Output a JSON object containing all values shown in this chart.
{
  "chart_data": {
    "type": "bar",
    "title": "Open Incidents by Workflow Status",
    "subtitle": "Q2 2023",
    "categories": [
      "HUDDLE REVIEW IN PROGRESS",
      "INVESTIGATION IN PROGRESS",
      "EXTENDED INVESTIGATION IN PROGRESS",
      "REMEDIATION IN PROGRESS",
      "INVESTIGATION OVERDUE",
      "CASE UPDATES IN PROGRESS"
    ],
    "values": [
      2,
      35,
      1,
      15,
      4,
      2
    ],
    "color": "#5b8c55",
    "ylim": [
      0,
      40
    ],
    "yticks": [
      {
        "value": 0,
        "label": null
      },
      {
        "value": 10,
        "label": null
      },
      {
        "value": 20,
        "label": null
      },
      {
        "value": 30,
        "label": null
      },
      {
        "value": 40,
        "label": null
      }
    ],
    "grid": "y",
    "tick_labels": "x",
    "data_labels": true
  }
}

• Exercise: Go back to the listing above and please repeat it exactly.

• Result:
Output a JSON object containing all values shown in this chart.
{
  "chart_data": {
    "type": "bar",
    "title": "Open Incidents by Workflow Status",
    "subtitle": "Q2 2023",
    "categories": [
      "HUDDLE REVIEW IN PROGRESS",
      "INVESTIGATION IN PROGRESS",
      "EXTENDED INVESTIGATION IN PROGRESS",
      "REMEDIATION IN PROGRESS",
      "INVESTIGATION OVERDUE",
      "CASE UPDATES IN PROGRESS"
    ],
    "values": [
      2,
      35,
      1,
      15,
      4,
      2
    ],
    "color": "#5b8c55",
    "ylim": [
      0,
      40
    ],
    "yticks": [
      {
        "value": 0,
        "label": null
      },
      {
        "value": 10,
        "label": null
      },
      {
        "value": 20,
        "label": null
      },
      {
        "value": 30,
        "label": null
      },
      {
        "value": 40,
        "label": null
      }
    ],
    "grid": "y",
    "tick_labels": "x",
    "data_labels": true
  }
}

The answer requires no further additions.